PROBLEM REQUIREMENTS
Find the line that contains "Read out every word on this page." in the entries below. Output it and each later line exactly, and nothing else.

INPUT DATA
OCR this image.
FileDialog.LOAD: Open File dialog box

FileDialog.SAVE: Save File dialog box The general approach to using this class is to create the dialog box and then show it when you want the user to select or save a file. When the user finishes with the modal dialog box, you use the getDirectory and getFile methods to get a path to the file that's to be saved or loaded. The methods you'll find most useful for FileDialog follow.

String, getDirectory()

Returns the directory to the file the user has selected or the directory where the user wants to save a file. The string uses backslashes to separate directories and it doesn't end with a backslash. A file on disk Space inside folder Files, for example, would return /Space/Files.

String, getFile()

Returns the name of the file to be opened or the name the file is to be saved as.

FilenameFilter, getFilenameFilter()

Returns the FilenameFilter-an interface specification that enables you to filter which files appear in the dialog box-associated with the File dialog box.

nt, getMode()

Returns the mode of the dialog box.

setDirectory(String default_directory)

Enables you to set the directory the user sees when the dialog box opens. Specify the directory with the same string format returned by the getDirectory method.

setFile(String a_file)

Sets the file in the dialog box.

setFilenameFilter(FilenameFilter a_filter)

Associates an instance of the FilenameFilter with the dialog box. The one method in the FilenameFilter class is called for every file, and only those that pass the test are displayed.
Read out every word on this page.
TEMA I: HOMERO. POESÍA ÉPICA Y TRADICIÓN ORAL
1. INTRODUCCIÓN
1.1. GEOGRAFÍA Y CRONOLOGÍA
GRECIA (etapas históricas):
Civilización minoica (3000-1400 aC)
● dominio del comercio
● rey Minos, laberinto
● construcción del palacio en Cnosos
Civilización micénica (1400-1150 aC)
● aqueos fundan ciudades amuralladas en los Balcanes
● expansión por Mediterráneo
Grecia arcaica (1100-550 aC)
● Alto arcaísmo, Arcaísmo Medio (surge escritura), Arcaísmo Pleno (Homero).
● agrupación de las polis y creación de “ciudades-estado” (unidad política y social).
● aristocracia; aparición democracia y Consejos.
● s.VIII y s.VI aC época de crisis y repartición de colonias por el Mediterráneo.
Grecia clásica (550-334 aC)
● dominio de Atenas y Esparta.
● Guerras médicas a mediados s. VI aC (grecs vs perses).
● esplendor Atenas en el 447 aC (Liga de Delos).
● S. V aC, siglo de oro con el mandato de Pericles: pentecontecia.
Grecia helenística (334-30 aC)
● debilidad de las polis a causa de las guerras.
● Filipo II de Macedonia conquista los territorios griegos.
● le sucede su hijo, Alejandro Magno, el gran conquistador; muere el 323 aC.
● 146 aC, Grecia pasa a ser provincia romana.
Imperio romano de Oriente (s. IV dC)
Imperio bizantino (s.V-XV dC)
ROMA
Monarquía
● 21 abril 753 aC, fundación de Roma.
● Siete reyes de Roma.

ANSWER
Read out every word on this page.
TEMA I: HOMERO. POESÍA ÉPICA Y TRADICIÓN ORAL
1. INTRODUCCIÓN
1.1. GEOGRAFÍA Y CRONOLOGÍA
GRECIA (etapas históricas):
Civilización minoica (3000-1400 aC)
● dominio del comercio
● rey Minos, laberinto
● construcción del palacio en Cnosos
Civilización micénica (1400-1150 aC)
● aqueos fundan ciudades amuralladas en los Balcanes
● expansión por Mediterráneo
Grecia arcaica (1100-550 aC)
● Alto arcaísmo, Arcaísmo Medio (surge escritura), Arcaísmo Pleno (Homero).
● agrupación de las polis y creación de “ciudades-estado” (unidad política y social).
● aristocracia; aparición democracia y Consejos.
● s.VIII y s.VI aC época de crisis y repartición de colonias por el Mediterráneo.
Grecia clásica (550-334 aC)
● dominio de Atenas y Esparta.
● Guerras médicas a mediados s. VI aC (grecs vs perses).
● esplendor Atenas en el 447 aC (Liga de Delos).
● S. V aC, siglo de oro con el mandato de Pericles: pentecontecia.
Grecia helenística (334-30 aC)
● debilidad de las polis a causa de las guerras.
● Filipo II de Macedonia conquista los territorios griegos.
● le sucede su hijo, Alejandro Magno, el gran conquistador; muere el 323 aC.
● 146 aC, Grecia pasa a ser provincia romana.
Imperio romano de Oriente (s. IV dC)
Imperio bizantino (s.V-XV dC)
ROMA
Monarquía
● 21 abril 753 aC, fundación de Roma.
● Siete reyes de Roma.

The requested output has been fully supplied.